### What needs to be done:
Can you pull out each line of the data below that includes the word "kuchyně"?

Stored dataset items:
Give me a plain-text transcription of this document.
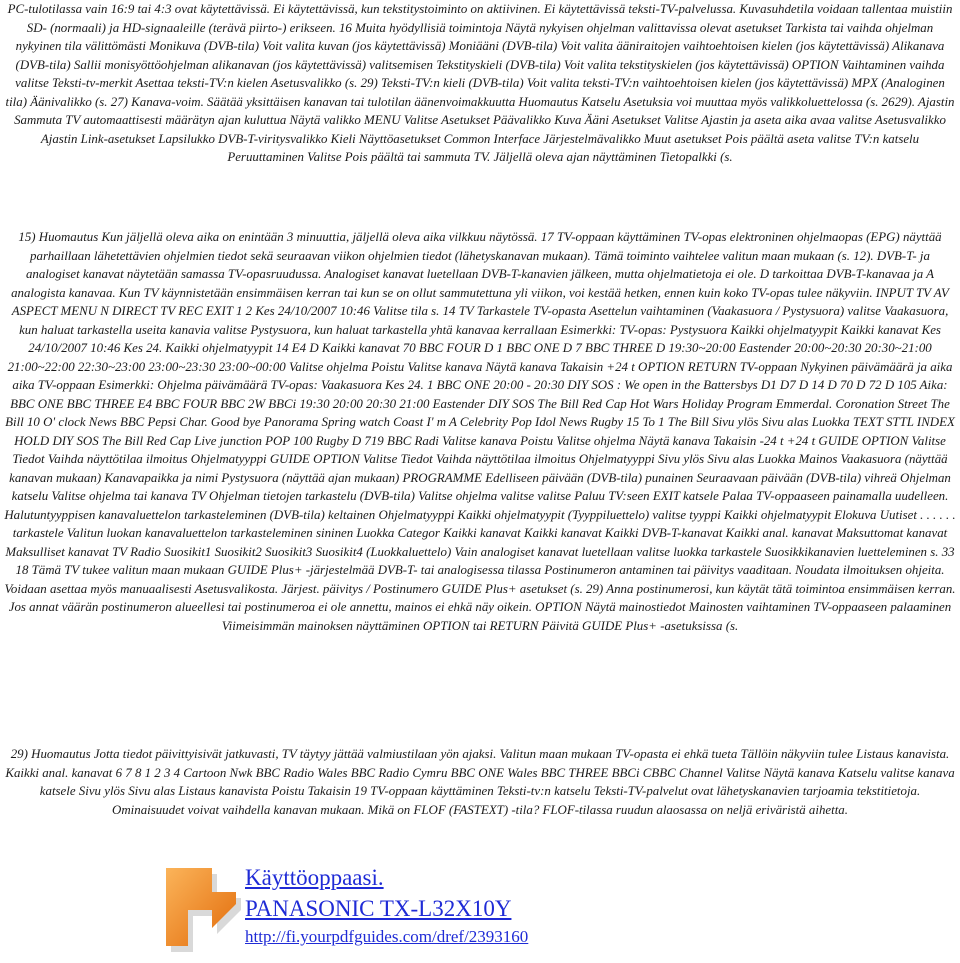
PC-tulotilassa vain 16:9 tai 4:3 ovat käytettävissä. Ei käytettävissä, kun tekstitystoiminto on aktiivinen. Ei käytettävissä teksti-TV-palvelussa. Kuvasuhdetila voidaan tallentaa muistiin SD- (normaali) ja HD-signaaleille (terävä piirto-) erikseen. 16 Muita hyödyllisiä toimintoja Näytä nykyisen ohjelman valittavissa olevat asetukset Tarkista tai vaihda ohjelman nykyinen tila välittömästi Monikuva (DVB-tila) Voit valita kuvan (jos käytettävissä) Moniääni (DVB-tila) Voit valita ääniraitojen vaihtoehtoisen kielen (jos käytettävissä) Alikanava (DVB-tila) Sallii monisyöttöohjelman alikanavan (jos käytettävissä) valitsemisen Tekstityskieli (DVB-tila) Voit valita tekstityskielen (jos käytettävissä) OPTION Vaihtaminen vaihda valitse Teksti-tv-merkit Asettaa teksti-TV:n kielen Asetusvalikko (s. 29) Teksti-TV:n kieli (DVB-tila) Voit valita teksti-TV:n vaihtoehtoisen kielen (jos käytettävissä) MPX (Analoginen tila) Äänivalikko (s. 27) Kanava-voim. Säätää yksittäisen kanavan tai tulotilan äänenvoimakkuutta Huomautus Katselu Asetuksia voi muuttaa myös valikkoluettelossa (s. 2629). Ajastin Sammuta TV automaattisesti määrätyn ajan kuluttua Näytä valikko MENU Valitse Asetukset Päävalikko Kuva Ääni Asetukset Valitse Ajastin ja aseta aika avaa valitse Asetusvalikko Ajastin Link-asetukset Lapsilukko DVB-T-viritysvalikko Kieli Näyttöasetukset Common Interface Järjestelmävalikko Muut asetukset Pois päältä aseta valitse TV:n katselu Peruuttaminen Valitse Pois päältä tai sammuta TV. Jäljellä oleva ajan näyttäminen Tietopalkki (s.

15) Huomautus Kun jäljellä oleva aika on enintään 3 minuuttia, jäljellä oleva aika vilkkuu näytössä. 17 TV-oppaan käyttäminen TV-opas elektroninen ohjelmaopas (EPG) näyttää parhaillaan lähetettävien ohjelmien tiedot sekä seuraavan viikon ohjelmien tiedot (lähetyskanavan mukaan). Tämä toiminto vaihtelee valitun maan mukaan (s. 12). DVB-T- ja analogiset kanavat näytetään samassa TV-opasruudussa. Analogiset kanavat luetellaan DVB-T-kanavien jälkeen, mutta ohjelmatietoja ei ole. D tarkoittaa DVB-T-kanavaa ja A analogista kanavaa. Kun TV käynnistetään ensimmäisen kerran tai kun se on ollut sammutettuna yli viikon, voi kestää hetken, ennen kuin koko TV-opas tulee näkyviin. INPUT TV AV ASPECT MENU N DIRECT TV REC EXIT 1 2 Kes 24/10/2007 10:46 Valitse tila s. 14 TV Tarkastele TV-opasta Asettelun vaihtaminen (Vaakasuora / Pystysuora) valitse Vaakasuora, kun haluat tarkastella useita kanavia valitse Pystysuora, kun haluat tarkastella yhtä kanavaa kerrallaan Esimerkki: TV-opas: Pystysuora Kaikki ohjelmatyypit Kaikki kanavat Kes 24/10/2007 10:46 Kes 24. Kaikki ohjelmatyypit 14 E4 D Kaikki kanavat 70 BBC FOUR D 1 BBC ONE D 7 BBC THREE D 19:30~20:00 Eastender 20:00~20:30 20:30~21:00 21:00~22:00 22:30~23:00 23:00~23:30 23:00~00:00 Valitse ohjelma Poistu Valitse kanava Näytä kanava Takaisin +24 t OPTION RETURN TV-oppaan Nykyinen päivämäärä ja aika aika TV-oppaan Esimerkki: Ohjelma päivämäärä TV-opas: Vaakasuora Kes 24. 1 BBC ONE 20:00 - 20:30 DIY SOS : We open in the Battersbys D1 D7 D 14 D 70 D 72 D 105 Aika: BBC ONE BBC THREE E4 BBC FOUR BBC 2W BBCi 19:30 20:00 20:30 21:00 Eastender DIY SOS The Bill Red Cap Hot Wars Holiday Program Emmerdal. Coronation Street The Bill 10 O' clock News BBC Pepsi Char. Good bye Panorama Spring watch Coast I' m A Celebrity Pop Idol News Rugby 15 To 1 The Bill Sivu ylös Sivu alas Luokka TEXT STTL INDEX HOLD DIY SOS The Bill Red Cap Live junction POP 100 Rugby D 719 BBC Radi Valitse kanava Poistu Valitse ohjelma Näytä kanava Takaisin -24 t +24 t GUIDE OPTION Valitse Tiedot Vaihda näyttötilaa ilmoitus Ohjelmatyyppi GUIDE OPTION Valitse Tiedot Vaihda näyttötilaa ilmoitus Ohjelmatyyppi Sivu ylös Sivu alas Luokka Mainos Vaakasuora (näyttää kanavan mukaan) Kanavapaikka ja nimi Pystysuora (näyttää ajan mukaan) PROGRAMME Edelliseen päivään (DVB-tila) punainen Seuraavaan päivään (DVB-tila) vihreä Ohjelman katselu Valitse ohjelma tai kanava TV Ohjelman tietojen tarkastelu (DVB-tila) Valitse ohjelma valitse valitse Paluu TV:seen EXIT katsele Palaa TV-oppaaseen painamalla uudelleen. Halutuntyyppisen kanavaluettelon tarkasteleminen (DVB-tila) keltainen Ohjelmatyyppi Kaikki ohjelmatyypit (Tyyppiluettelo) valitse tyyppi Kaikki ohjelmatyypit Elokuva Uutiset . . . . . . tarkastele Valitun luokan kanavaluettelon tarkasteleminen sininen Luokka Categor Kaikki kanavat Kaikki kanavat Kaikki DVB-T-kanavat Kaikki anal. kanavat Maksuttomat kanavat Maksulliset kanavat TV Radio Suosikit1 Suosikit2 Suosikit3 Suosikit4 (Luokkaluettelo) Vain analogiset kanavat luetellaan valitse luokka tarkastele Suosikkikanavien luetteleminen s. 33 18 Tämä TV tukee valitun maan mukaan GUIDE Plus+ -järjestelmää DVB-T- tai analogisessa tilassa Postinumeron antaminen tai päivitys vaaditaan. Noudata ilmoituksen ohjeita. Voidaan asettaa myös manuaalisesti Asetusvalikosta. Järjest. päivitys / Postinumero GUIDE Plus+ asetukset (s. 29) Anna postinumerosi, kun käytät tätä toimintoa ensimmäisen kerran. Jos annat väärän postinumeron alueellesi tai postinumeroa ei ole annettu, mainos ei ehkä näy oikein. OPTION Näytä mainostiedot Mainosten vaihtaminen TV-oppaaseen palaaminen Viimeisimmän mainoksen näyttäminen OPTION tai RETURN Päivitä GUIDE Plus+ -asetuksissa (s.

29) Huomautus Jotta tiedot päivittyisivät jatkuvasti, TV täytyy jättää valmiustilaan yön ajaksi. Valitun maan mukaan TV-opasta ei ehkä tueta Tällöin näkyviin tulee Listaus kanavista. Kaikki anal. kanavat 6 7 8 1 2 3 4 Cartoon Nwk BBC Radio Wales BBC Radio Cymru BBC ONE Wales BBC THREE BBCi CBBC Channel Valitse Näytä kanava Katselu valitse kanava katsele Sivu ylös Sivu alas Listaus kanavista Poistu Takaisin 19 TV-oppaan käyttäminen Teksti-tv:n katselu Teksti-TV-palvelut ovat lähetyskanavien tarjoamia tekstitietoja. Ominaisuudet voivat vaihdella kanavan mukaan. Mikä on FLOF (FASTEXT) -tila? FLOF-tilassa ruudun alaosassa on neljä eriväristä aihetta.

Käyttöoppaasi.
PANASONIC TX-L32X10Y
http://fi.yourpdfguides.com/dref/2393160
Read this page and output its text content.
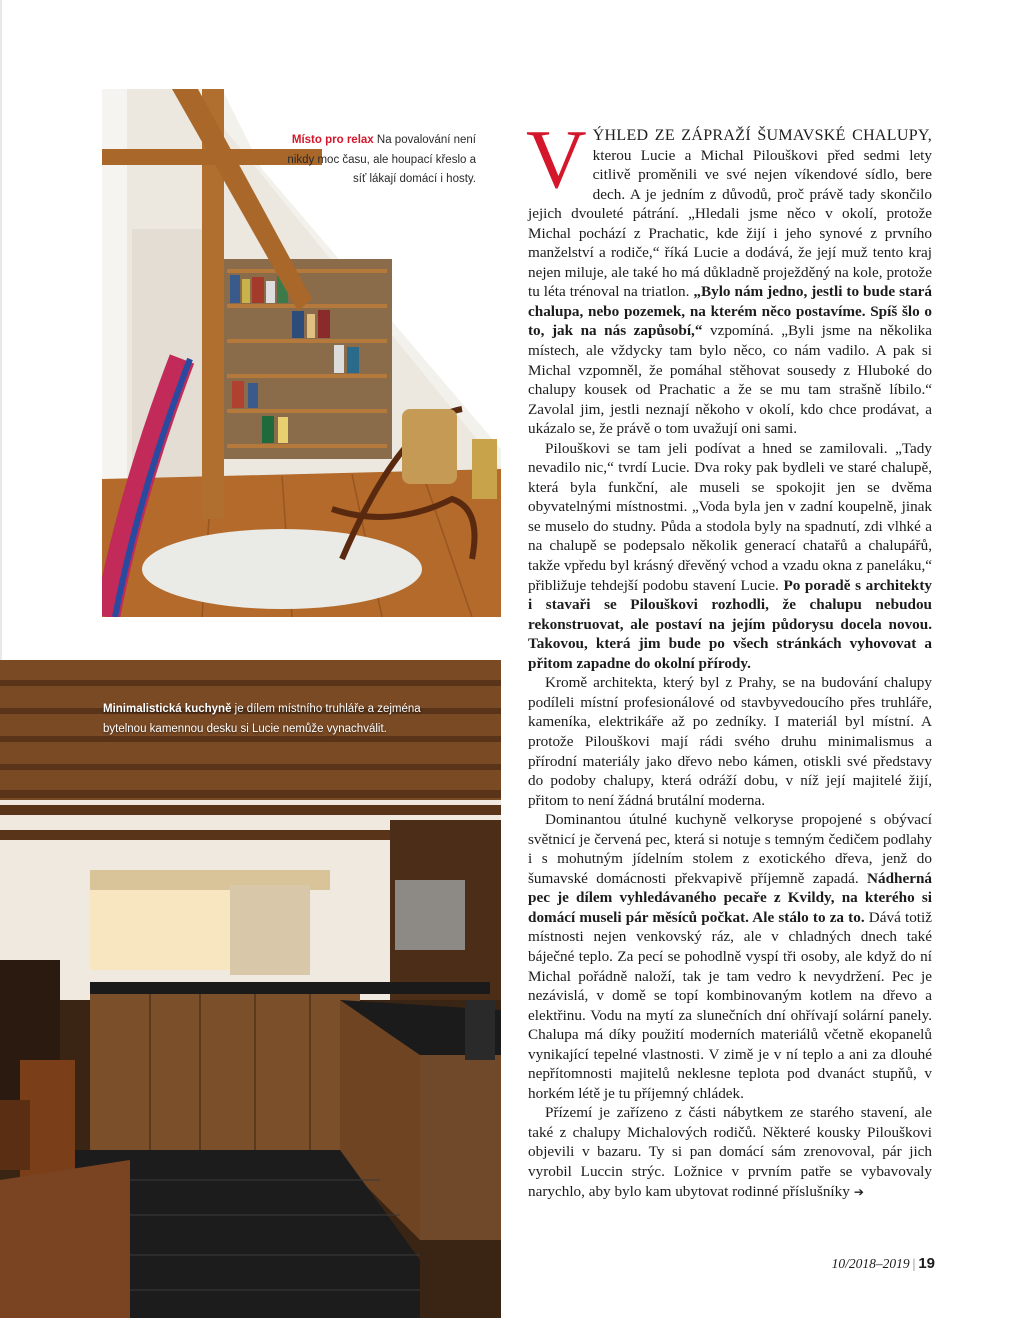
Místo pro relax Na povalování není nikdy moc času, ale houpací křeslo a síť lákají domácí i hosty.
Minimalistická kuchyně je dílem místního truhláře a zejména bytelnou kamennou desku si Lucie nemůže vynachválit.

VÝHLED ZE ZÁPRAŽÍ ŠUMAVSKÉ CHALUPY, kterou Lucie a Michal Pilouškovi před sedmi lety citlivě proměnili ve své nejen víkendové sídlo, bere dech. A je jedním z důvodů, proč právě tady skončilo jejich dvouleté pátrání. „Hledali jsme něco v okolí, protože Michal pochází z Prachatic, kde žijí i jeho synové z prvního manželství a rodiče,“ říká Lucie a dodává, že její muž tento kraj nejen miluje, ale také ho má důkladně proježděný na kole, protože tu léta trénoval na triatlon. „Bylo nám jedno, jestli to bude stará chalupa, nebo pozemek, na kterém něco postavíme. Spíš šlo o to, jak na nás zapůsobí,“ vzpomíná. „Byli jsme na několika místech, ale vždycky tam bylo něco, co nám vadilo. A pak si Michal vzpomněl, že pomáhal stěhovat sousedy z Hluboké do chalupy kousek od Prachatic a že se mu tam strašně líbilo.“ Zavolal jim, jestli neznají někoho v okolí, kdo chce prodávat, a ukázalo se, že právě o tom uvažují oni sami.

Pilouškovi se tam jeli podívat a hned se zamilovali. „Tady nevadilo nic,“ tvrdí Lucie. Dva roky pak bydleli ve staré chalupě, která byla funkční, ale museli se spokojit jen se dvěma obyvatelnými místnostmi. „Voda byla jen v zadní koupelně, jinak se muselo do studny. Půda a stodola byly na spadnutí, zdi vlhké a na chalupě se podepsalo několik generací chatařů a chalupářů, takže vpředu byl krásný dřevěný vchod a vzadu okna z paneláku,“ přibližuje tehdejší podobu stavení Lucie. Po poradě s architekty i stavaři se Pilouškovi rozhodli, že chalupu nebudou rekonstruovat, ale postaví na jejím půdorysu docela novou. Takovou, která jim bude po všech stránkách vyhovovat a přitom zapadne do okolní přírody.

Kromě architekta, který byl z Prahy, se na budování chalupy podíleli místní profesionálové od stavbyvedoucího přes truhláře, kameníka, elektrikáře až po zedníky. I materiál byl místní. A protože Pilouškovi mají rádi svého druhu minimalismus a přírodní materiály jako dřevo nebo kámen, otiskli své představy do podoby chalupy, která odráží dobu, v níž její majitelé žijí, přitom to není žádná brutální moderna.

Dominantou útulné kuchyně velkoryse propojené s obývací světnicí je červená pec, která si notuje s temným čedičem podlahy i s mohutným jídelním stolem z exotického dřeva, jenž do šumavské domácnosti překvapivě příjemně zapadá. Nádherná pec je dílem vyhledávaného pecaře z Kvildy, na kterého si domácí museli pár měsíců počkat. Ale stálo to za to. Dává totiž místnosti nejen venkovský ráz, ale v chladných dnech také báječné teplo. Za pecí se pohodlně vyspí tři osoby, ale když do ní Michal pořádně naloží, tak je tam vedro k nevydržení. Pec je nezávislá, v domě se topí kombinovaným kotlem na dřevo a elektřinu. Vodu na mytí za slunečních dní ohřívají solární panely. Chalupa má díky použití moderních materiálů včetně ekopanelů vynikající tepelné vlastnosti. V zimě je v ní teplo a ani za dlouhé nepřítomnosti majitelů neklesne teplota pod dvanáct stupňů, v horkém létě je tu příjemný chládek.

Přízemí je zařízeno z části nábytkem ze starého stavení, ale také z chalupy Michalových rodičů. Některé kousky Pilouškovi objevili v bazaru. Ty si pan domácí sám zrenovoval, pár jich vyrobil Luccin strýc. Ložnice v prvním patře se vybavovaly narychlo, aby bylo kam ubytovat rodinné příslušníky ➔

10/2018–2019 | 19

### The response:
Minimalistická kuchyně je dílem místního truhláře a zejména bytelnou kamennou desku si Lucie nemůže vynachválit.
Dominantou útulné kuchyně velkoryse propojené s obývací světnicí je červená pec, která si notuje s temným čedičem podlahy i s mohutným jídelním stolem z exotického dřeva, jenž do šumavské domácnosti překvapivě příjemně zapadá. Nádherná pec je dílem vyhledávaného pecaře z Kvildy, na kterého si domácí museli pár měsíců počkat. Ale stálo to za to. Dává totiž místnosti nejen venkovský ráz, ale v chladných dnech také báječné teplo. Za pecí se pohodlně vyspí tři osoby, ale když do ní Michal pořádně naloží, tak je tam vedro k nevydržení. Pec je nezávislá, v domě se topí kombinovaným kotlem na dřevo a elektřinu. Vodu na mytí za slunečních dní ohřívají solární panely. Chalupa má díky použití moderních materiálů včetně ekopanelů vynikající tepelné vlastnosti. V zimě je v ní teplo a ani za dlouhé nepřítomnosti majitelů neklesne teplota pod dvanáct stupňů, v horkém létě je tu příjemný chládek.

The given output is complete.